Supplied information:
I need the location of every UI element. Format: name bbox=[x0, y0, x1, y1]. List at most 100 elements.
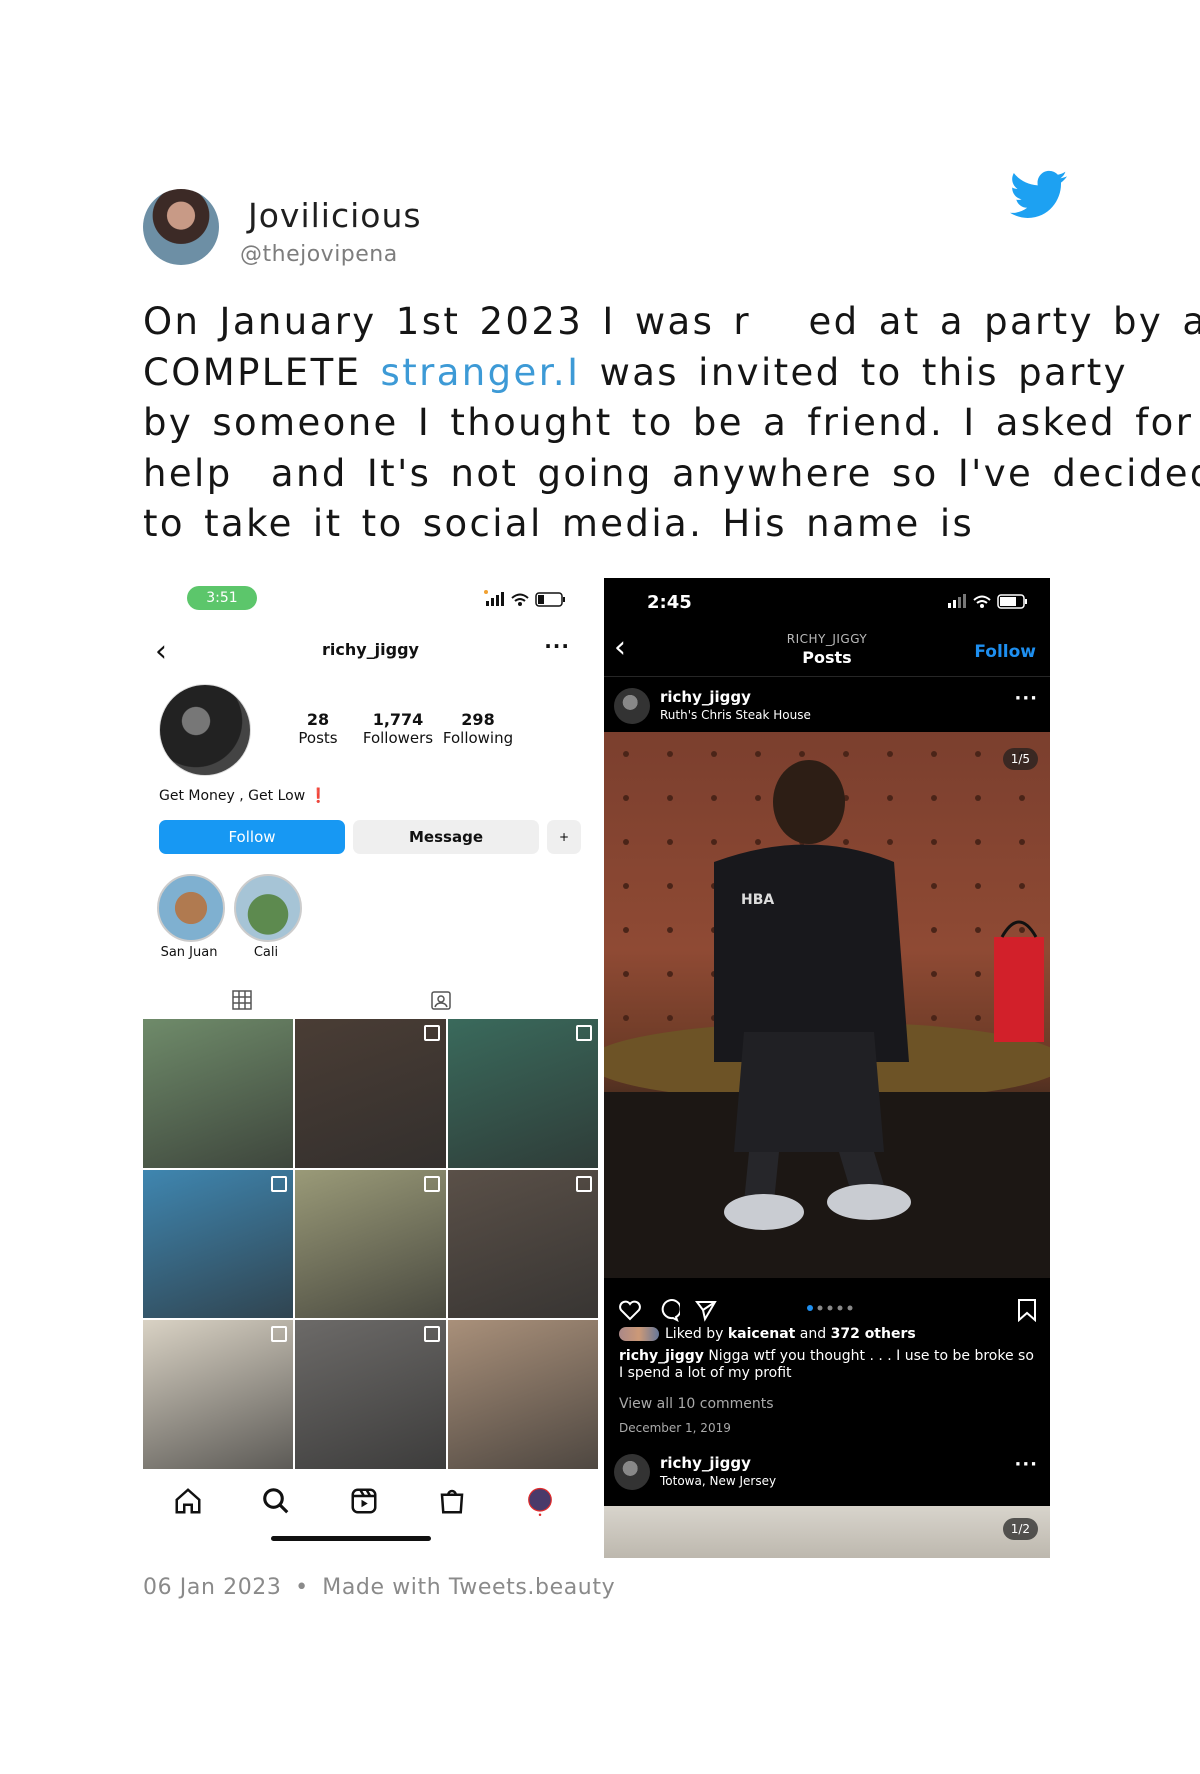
multi-photo-icon bbox=[575, 1175, 592, 1192]
author-name[interactable]: Jovilicious bbox=[248, 196, 422, 235]
grid-post[interactable] bbox=[295, 1019, 446, 1168]
grid-post[interactable] bbox=[295, 1169, 446, 1319]
comment-icon[interactable] bbox=[656, 1298, 680, 1322]
author-avatar[interactable] bbox=[143, 189, 219, 265]
search-icon[interactable] bbox=[261, 1486, 291, 1516]
highlight-san-juan[interactable] bbox=[157, 874, 225, 942]
post-caption: richy_jiggy Nigga wtf you thought . . . … bbox=[619, 1348, 1039, 1382]
post-avatar-2[interactable] bbox=[614, 1454, 650, 1490]
shop-icon[interactable] bbox=[437, 1486, 467, 1516]
share-icon[interactable] bbox=[694, 1298, 718, 1322]
header-divider bbox=[604, 676, 1050, 677]
stat-posts-num: 28 bbox=[306, 710, 330, 729]
view-comments-link[interactable]: View all 10 comments bbox=[619, 1396, 774, 1412]
bottom-nav bbox=[143, 1478, 598, 1518]
post-more-icon-2[interactable]: ··· bbox=[1014, 1454, 1038, 1475]
stat-following-label: Following bbox=[442, 729, 514, 747]
status-time: 2:45 bbox=[647, 592, 692, 613]
profile-header: ‹ richy_jiggy ··· bbox=[143, 634, 598, 674]
grid-icon[interactable] bbox=[230, 988, 254, 1012]
post-date: December 1, 2019 bbox=[619, 1421, 731, 1435]
post-grid bbox=[143, 1019, 598, 1469]
add-person-icon: + bbox=[558, 830, 570, 844]
home-icon[interactable] bbox=[173, 1486, 203, 1516]
liked-prefix: Liked by bbox=[665, 1326, 724, 1342]
carousel-dots bbox=[807, 1305, 853, 1311]
post-username-2[interactable]: richy_jiggy bbox=[660, 1454, 751, 1472]
stat-following-num: 298 bbox=[461, 710, 495, 729]
add-person-button[interactable]: + bbox=[547, 820, 581, 854]
tweet-line-1: On January 1st 2023 I was r ed at a part… bbox=[143, 300, 1200, 343]
grid-post[interactable] bbox=[143, 1169, 294, 1319]
tweet-footer: 06 Jan 2023 • Made with Tweets.beauty bbox=[143, 1575, 615, 1600]
status-icons bbox=[484, 590, 565, 607]
multi-photo-icon bbox=[423, 1175, 440, 1192]
tweet-text: On January 1st 2023 I was r ed at a part… bbox=[143, 297, 1200, 550]
stat-posts[interactable]: 28 Posts bbox=[273, 710, 363, 747]
heart-icon[interactable] bbox=[618, 1298, 642, 1322]
grid-post[interactable] bbox=[295, 1320, 446, 1469]
tweet-line-2-rest: was invited to this party bbox=[599, 350, 1128, 394]
profile-username: richy_jiggy bbox=[322, 640, 419, 659]
hashtag-link[interactable]: stranger.I bbox=[381, 351, 600, 394]
post-avatar[interactable] bbox=[614, 688, 650, 724]
liker-avatars bbox=[619, 1327, 659, 1341]
liked-user[interactable]: kaicenat bbox=[728, 1326, 795, 1342]
multi-photo-icon bbox=[423, 1326, 440, 1343]
tweet-line-2-prefix: COMPLETE bbox=[143, 350, 381, 394]
stat-following[interactable]: 298 Following bbox=[433, 710, 523, 747]
grid-post[interactable] bbox=[447, 1169, 598, 1319]
photo-counter-2: 1/2 bbox=[1002, 1518, 1038, 1540]
tweet-line-3: by someone I thought to be a friend. I a… bbox=[143, 401, 1194, 444]
liked-others[interactable]: 372 others bbox=[831, 1326, 916, 1342]
follow-button[interactable]: Follow bbox=[159, 820, 345, 854]
liked-mid: and bbox=[799, 1326, 827, 1342]
multi-photo-icon bbox=[575, 1025, 592, 1041]
highlight-label-cali: Cali bbox=[253, 945, 279, 960]
caption-username[interactable]: richy_jiggy bbox=[619, 1348, 704, 1364]
stat-followers-num: 1,774 bbox=[372, 710, 424, 729]
multi-photo-icon bbox=[271, 1326, 288, 1343]
multi-photo-icon bbox=[271, 1175, 288, 1192]
grid-post[interactable] bbox=[447, 1320, 598, 1469]
follow-link[interactable]: Follow bbox=[974, 642, 1036, 662]
exclamation-emoji: ❗ bbox=[309, 788, 328, 804]
instagram-profile-screenshot: 3:51 ‹ richy_jiggy ··· 28 Posts 1,774 Fo… bbox=[143, 578, 598, 1550]
multi-photo-icon bbox=[423, 1025, 440, 1041]
instagram-post-screenshot: 2:45 ‹ RICHY_JIGGY Posts Follow richy_ji… bbox=[604, 578, 1050, 1558]
profile-avatar[interactable] bbox=[159, 684, 251, 776]
profile-avatar-icon[interactable] bbox=[525, 1486, 555, 1516]
stat-followers[interactable]: 1,774 Followers bbox=[353, 710, 443, 747]
post-photo[interactable]: HBA 1/5 bbox=[604, 732, 1050, 1278]
likes-line: Liked by kaicenat and 372 others bbox=[619, 1326, 916, 1342]
post-more-icon[interactable]: ··· bbox=[1014, 688, 1038, 709]
message-button[interactable]: Message bbox=[353, 820, 539, 854]
grid-post[interactable] bbox=[143, 1320, 294, 1469]
post-location[interactable]: Ruth's Chris Steak House bbox=[660, 708, 811, 722]
more-options-icon[interactable]: ··· bbox=[544, 634, 570, 658]
stat-followers-label: Followers bbox=[362, 729, 434, 747]
shirt-text: HBA bbox=[741, 892, 775, 908]
profile-bio: Get Money , Get Low ❗ bbox=[159, 788, 327, 804]
grid-post[interactable] bbox=[143, 1019, 294, 1168]
highlight-cali[interactable] bbox=[234, 874, 302, 942]
post-header: richy_jiggy Ruth's Chris Steak House ··· bbox=[604, 678, 1050, 734]
post-actions bbox=[604, 1294, 1050, 1324]
home-indicator bbox=[271, 1536, 431, 1541]
made-with-credit[interactable]: Made with Tweets.beauty bbox=[322, 1575, 615, 1600]
tweet-line-5: to take it to social media. His name is … bbox=[143, 502, 1200, 545]
status-time: 3:51 bbox=[187, 586, 257, 610]
post-username[interactable]: richy_jiggy bbox=[660, 688, 751, 706]
twitter-bird-icon bbox=[1010, 170, 1068, 218]
grid-post[interactable] bbox=[447, 1019, 598, 1168]
tagged-icon[interactable] bbox=[429, 988, 453, 1012]
reels-icon[interactable] bbox=[349, 1486, 379, 1516]
author-handle[interactable]: @thejovipena bbox=[240, 242, 398, 267]
post-photo-2[interactable]: 1/2 bbox=[604, 1506, 1050, 1558]
post-location-2[interactable]: Totowa, New Jersey bbox=[660, 1474, 776, 1488]
tweet-line-2: COMPLETE stranger.I was invited to this … bbox=[143, 348, 1126, 399]
tweet-line-4: help and It's not going anywhere so I've… bbox=[143, 451, 1200, 495]
tweet-date: 06 Jan 2023 bbox=[143, 1575, 282, 1600]
bookmark-icon[interactable] bbox=[1016, 1298, 1038, 1322]
post-header-2: richy_jiggy Totowa, New Jersey ··· bbox=[604, 1444, 1050, 1500]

Stated task: Could you arrange the lines in the rows above, from the one containing "multi-photo-icon bbox=[575, 1175, 592, 1192]" through the one containing "shop-icon[interactable] bbox=[437, 1486, 467, 1516]", as a JSON list of strings with one string per line and blank lines left out?

Reply:
[
  "multi-photo-icon bbox=[575, 1175, 592, 1192]",
  "author-name[interactable]: Jovilicious bbox=[248, 196, 422, 235]",
  "grid-post[interactable] bbox=[295, 1019, 446, 1168]",
  "grid-post[interactable] bbox=[295, 1169, 446, 1319]",
  "comment-icon[interactable] bbox=[656, 1298, 680, 1322]",
  "author-avatar[interactable] bbox=[143, 189, 219, 265]",
  "search-icon[interactable] bbox=[261, 1486, 291, 1516]",
  "highlight-san-juan[interactable] bbox=[157, 874, 225, 942]",
  "post-caption: richy_jiggy Nigga wtf you thought . . . … bbox=[619, 1348, 1039, 1382]",
  "post-avatar-2[interactable] bbox=[614, 1454, 650, 1490]",
  "shop-icon[interactable] bbox=[437, 1486, 467, 1516]"
]